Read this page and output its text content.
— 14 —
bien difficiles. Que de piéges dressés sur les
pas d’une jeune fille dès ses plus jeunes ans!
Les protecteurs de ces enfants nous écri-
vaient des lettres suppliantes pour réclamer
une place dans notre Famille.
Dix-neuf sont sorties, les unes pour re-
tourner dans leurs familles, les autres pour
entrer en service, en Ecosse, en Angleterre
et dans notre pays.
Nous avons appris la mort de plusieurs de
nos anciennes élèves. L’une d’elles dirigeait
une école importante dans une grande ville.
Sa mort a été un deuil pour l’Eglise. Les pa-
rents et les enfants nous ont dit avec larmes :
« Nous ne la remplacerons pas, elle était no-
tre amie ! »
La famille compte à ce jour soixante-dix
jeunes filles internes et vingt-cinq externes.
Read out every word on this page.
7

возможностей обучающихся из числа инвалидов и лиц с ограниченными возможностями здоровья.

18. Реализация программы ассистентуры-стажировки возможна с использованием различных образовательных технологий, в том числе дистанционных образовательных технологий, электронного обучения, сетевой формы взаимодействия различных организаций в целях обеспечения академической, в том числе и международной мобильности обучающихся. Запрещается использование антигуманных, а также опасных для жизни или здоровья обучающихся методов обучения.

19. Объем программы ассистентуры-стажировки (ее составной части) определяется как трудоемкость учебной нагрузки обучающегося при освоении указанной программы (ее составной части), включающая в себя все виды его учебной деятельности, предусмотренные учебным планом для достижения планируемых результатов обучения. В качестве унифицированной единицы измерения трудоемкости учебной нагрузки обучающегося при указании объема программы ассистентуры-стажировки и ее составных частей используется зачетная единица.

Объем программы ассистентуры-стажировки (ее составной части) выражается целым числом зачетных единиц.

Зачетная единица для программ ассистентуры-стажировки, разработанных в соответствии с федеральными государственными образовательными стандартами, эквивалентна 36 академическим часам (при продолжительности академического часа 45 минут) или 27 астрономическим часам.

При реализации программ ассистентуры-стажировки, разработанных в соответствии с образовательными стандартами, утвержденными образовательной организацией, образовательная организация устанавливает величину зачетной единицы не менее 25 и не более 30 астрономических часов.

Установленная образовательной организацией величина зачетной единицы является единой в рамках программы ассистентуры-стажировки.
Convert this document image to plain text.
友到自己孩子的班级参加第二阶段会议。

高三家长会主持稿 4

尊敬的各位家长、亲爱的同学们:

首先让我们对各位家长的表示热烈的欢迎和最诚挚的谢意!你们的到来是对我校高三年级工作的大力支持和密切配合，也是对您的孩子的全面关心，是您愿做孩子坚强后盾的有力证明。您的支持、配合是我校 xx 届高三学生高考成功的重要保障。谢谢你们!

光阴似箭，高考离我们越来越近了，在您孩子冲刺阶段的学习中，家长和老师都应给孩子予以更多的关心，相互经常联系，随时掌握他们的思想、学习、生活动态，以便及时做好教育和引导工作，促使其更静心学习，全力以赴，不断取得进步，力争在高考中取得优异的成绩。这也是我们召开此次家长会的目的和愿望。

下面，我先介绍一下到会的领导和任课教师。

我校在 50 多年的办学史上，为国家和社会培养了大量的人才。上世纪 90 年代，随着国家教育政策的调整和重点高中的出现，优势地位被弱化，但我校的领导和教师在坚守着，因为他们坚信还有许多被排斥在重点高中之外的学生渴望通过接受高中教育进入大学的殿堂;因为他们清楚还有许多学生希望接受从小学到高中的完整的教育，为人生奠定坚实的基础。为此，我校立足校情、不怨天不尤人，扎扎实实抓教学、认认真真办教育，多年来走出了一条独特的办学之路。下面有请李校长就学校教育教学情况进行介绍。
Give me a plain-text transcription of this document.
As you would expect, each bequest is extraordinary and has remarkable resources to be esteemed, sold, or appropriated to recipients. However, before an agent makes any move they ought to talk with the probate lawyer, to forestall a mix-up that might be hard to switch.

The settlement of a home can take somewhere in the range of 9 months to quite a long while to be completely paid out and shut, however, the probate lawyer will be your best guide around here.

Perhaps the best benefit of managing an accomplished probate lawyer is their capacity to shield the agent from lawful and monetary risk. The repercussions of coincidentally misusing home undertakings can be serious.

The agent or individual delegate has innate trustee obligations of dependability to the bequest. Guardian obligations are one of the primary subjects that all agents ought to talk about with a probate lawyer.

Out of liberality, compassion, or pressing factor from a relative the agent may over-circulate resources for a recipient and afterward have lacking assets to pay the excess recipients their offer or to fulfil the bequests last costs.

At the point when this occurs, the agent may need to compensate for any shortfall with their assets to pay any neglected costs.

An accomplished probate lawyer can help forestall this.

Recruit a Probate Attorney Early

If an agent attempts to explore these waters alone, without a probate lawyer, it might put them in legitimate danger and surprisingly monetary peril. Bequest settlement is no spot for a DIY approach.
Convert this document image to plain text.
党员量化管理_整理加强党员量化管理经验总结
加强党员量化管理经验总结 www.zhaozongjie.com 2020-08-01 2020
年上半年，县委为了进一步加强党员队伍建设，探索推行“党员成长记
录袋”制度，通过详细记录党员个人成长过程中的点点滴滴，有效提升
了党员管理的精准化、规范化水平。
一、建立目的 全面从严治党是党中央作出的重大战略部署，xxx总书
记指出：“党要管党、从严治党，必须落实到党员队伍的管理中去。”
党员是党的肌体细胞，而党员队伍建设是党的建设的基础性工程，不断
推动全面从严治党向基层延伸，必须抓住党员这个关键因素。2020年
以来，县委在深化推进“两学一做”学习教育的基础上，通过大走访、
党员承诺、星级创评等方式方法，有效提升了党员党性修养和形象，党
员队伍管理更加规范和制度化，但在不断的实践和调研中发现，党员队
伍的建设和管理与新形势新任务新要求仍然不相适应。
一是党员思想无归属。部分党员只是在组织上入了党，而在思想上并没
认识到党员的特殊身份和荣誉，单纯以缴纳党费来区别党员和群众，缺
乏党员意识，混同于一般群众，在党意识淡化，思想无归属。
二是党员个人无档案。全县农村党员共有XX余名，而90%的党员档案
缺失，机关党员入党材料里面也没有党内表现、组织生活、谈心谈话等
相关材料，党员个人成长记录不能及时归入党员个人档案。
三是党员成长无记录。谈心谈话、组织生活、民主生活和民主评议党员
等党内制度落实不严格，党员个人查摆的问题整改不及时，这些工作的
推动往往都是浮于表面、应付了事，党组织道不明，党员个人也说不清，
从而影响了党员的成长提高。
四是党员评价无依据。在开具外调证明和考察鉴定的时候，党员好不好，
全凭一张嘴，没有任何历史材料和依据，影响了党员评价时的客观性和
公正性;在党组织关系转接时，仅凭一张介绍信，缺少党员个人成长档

⁂

● **GOAL OF THE EXERCISE**: Transcribe the full listing above without leaving anything out.

● **SOLUTION**:
Read this page and output its text content.
— 14 —
bien difficiles. Que de piéges dressés sur les
pas d’une jeune fille dès ses plus jeunes ans!
Les protecteurs de ces enfants nous écri-
vaient des lettres suppliantes pour réclamer
une place dans notre Famille.
Dix-neuf sont sorties, les unes pour re-
tourner dans leurs familles, les autres pour
entrer en service, en Ecosse, en Angleterre
et dans notre pays.
Nous avons appris la mort de plusieurs de
nos anciennes élèves. L’une d’elles dirigeait
une école importante dans une grande ville.
Sa mort a été un deuil pour l’Eglise. Les pa-
rents et les enfants nous ont dit avec larmes :
« Nous ne la remplacerons pas, elle était no-
tre amie ! »
La famille compte à ce jour soixante-dix
jeunes filles internes et vingt-cinq externes.
Read out every word on this page.
7

возможностей обучающихся из числа инвалидов и лиц с ограниченными возможностями здоровья.

18. Реализация программы ассистентуры-стажировки возможна с использованием различных образовательных технологий, в том числе дистанционных образовательных технологий, электронного обучения, сетевой формы взаимодействия различных организаций в целях обеспечения академической, в том числе и международной мобильности обучающихся. Запрещается использование антигуманных, а также опасных для жизни или здоровья обучающихся методов обучения.

19. Объем программы ассистентуры-стажировки (ее составной части) определяется как трудоемкость учебной нагрузки обучающегося при освоении указанной программы (ее составной части), включающая в себя все виды его учебной деятельности, предусмотренные учебным планом для достижения планируемых результатов обучения. В качестве унифицированной единицы измерения трудоемкости учебной нагрузки обучающегося при указании объема программы ассистентуры-стажировки и ее составных частей используется зачетная единица.

Объем программы ассистентуры-стажировки (ее составной части) выражается целым числом зачетных единиц.

Зачетная единица для программ ассистентуры-стажировки, разработанных в соответствии с федеральными государственными образовательными стандартами, эквивалентна 36 академическим часам (при продолжительности академического часа 45 минут) или 27 астрономическим часам.

При реализации программ ассистентуры-стажировки, разработанных в соответствии с образовательными стандартами, утвержденными образовательной организацией, образовательная организация устанавливает величину зачетной единицы не менее 25 и не более 30 астрономических часов.

Установленная образовательной организацией величина зачетной единицы является единой в рамках программы ассистентуры-стажировки.
Convert this document image to plain text.
友到自己孩子的班级参加第二阶段会议。

高三家长会主持稿 4

尊敬的各位家长、亲爱的同学们:

首先让我们对各位家长的表示热烈的欢迎和最诚挚的谢意!你们的到来是对我校高三年级工作的大力支持和密切配合，也是对您的孩子的全面关心，是您愿做孩子坚强后盾的有力证明。您的支持、配合是我校 xx 届高三学生高考成功的重要保障。谢谢你们!

光阴似箭，高考离我们越来越近了，在您孩子冲刺阶段的学习中，家长和老师都应给孩子予以更多的关心，相互经常联系，随时掌握他们的思想、学习、生活动态，以便及时做好教育和引导工作，促使其更静心学习，全力以赴，不断取得进步，力争在高考中取得优异的成绩。这也是我们召开此次家长会的目的和愿望。

下面，我先介绍一下到会的领导和任课教师。

我校在 50 多年的办学史上，为国家和社会培养了大量的人才。上世纪 90 年代，随着国家教育政策的调整和重点高中的出现，优势地位被弱化，但我校的领导和教师在坚守着，因为他们坚信还有许多被排斥在重点高中之外的学生渴望通过接受高中教育进入大学的殿堂;因为他们清楚还有许多学生希望接受从小学到高中的完整的教育，为人生奠定坚实的基础。为此，我校立足校情、不怨天不尤人，扎扎实实抓教学、认认真真办教育，多年来走出了一条独特的办学之路。下面有请李校长就学校教育教学情况进行介绍。
Give me a plain-text transcription of this document.
As you would expect, each bequest is extraordinary and has remarkable resources to be esteemed, sold, or appropriated to recipients. However, before an agent makes any move they ought to talk with the probate lawyer, to forestall a mix-up that might be hard to switch.

The settlement of a home can take somewhere in the range of 9 months to quite a long while to be completely paid out and shut, however, the probate lawyer will be your best guide around here.

Perhaps the best benefit of managing an accomplished probate lawyer is their capacity to shield the agent from lawful and monetary risk. The repercussions of coincidentally misusing home undertakings can be serious.

The agent or individual delegate has innate trustee obligations of dependability to the bequest. Guardian obligations are one of the primary subjects that all agents ought to talk about with a probate lawyer.

Out of liberality, compassion, or pressing factor from a relative the agent may over-circulate resources for a recipient and afterward have lacking assets to pay the excess recipients their offer or to fulfil the bequests last costs.

At the point when this occurs, the agent may need to compensate for any shortfall with their assets to pay any neglected costs.

An accomplished probate lawyer can help forestall this.

Recruit a Probate Attorney Early

If an agent attempts to explore these waters alone, without a probate lawyer, it might put them in legitimate danger and surprisingly monetary peril. Bequest settlement is no spot for a DIY approach.
Convert this document image to plain text.
党员量化管理_整理加强党员量化管理经验总结
加强党员量化管理经验总结 www.zhaozongjie.com 2020-08-01 2020
年上半年，县委为了进一步加强党员队伍建设，探索推行“党员成长记
录袋”制度，通过详细记录党员个人成长过程中的点点滴滴，有效提升
了党员管理的精准化、规范化水平。
一、建立目的 全面从严治党是党中央作出的重大战略部署，xxx总书
记指出：“党要管党、从严治党，必须落实到党员队伍的管理中去。”
党员是党的肌体细胞，而党员队伍建设是党的建设的基础性工程，不断
推动全面从严治党向基层延伸，必须抓住党员这个关键因素。2020年
以来，县委在深化推进“两学一做”学习教育的基础上，通过大走访、
党员承诺、星级创评等方式方法，有效提升了党员党性修养和形象，党
员队伍管理更加规范和制度化，但在不断的实践和调研中发现，党员队
伍的建设和管理与新形势新任务新要求仍然不相适应。
一是党员思想无归属。部分党员只是在组织上入了党，而在思想上并没
认识到党员的特殊身份和荣誉，单纯以缴纳党费来区别党员和群众，缺
乏党员意识，混同于一般群众，在党意识淡化，思想无归属。
二是党员个人无档案。全县农村党员共有XX余名，而90%的党员档案
缺失，机关党员入党材料里面也没有党内表现、组织生活、谈心谈话等
相关材料，党员个人成长记录不能及时归入党员个人档案。
三是党员成长无记录。谈心谈话、组织生活、民主生活和民主评议党员
等党内制度落实不严格，党员个人查摆的问题整改不及时，这些工作的
推动往往都是浮于表面、应付了事，党组织道不明，党员个人也说不清，
从而影响了党员的成长提高。
四是党员评价无依据。在开具外调证明和考察鉴定的时候，党员好不好，
全凭一张嘴，没有任何历史材料和依据，影响了党员评价时的客观性和
公正性;在党组织关系转接时，仅凭一张介绍信，缺少党员个人成长档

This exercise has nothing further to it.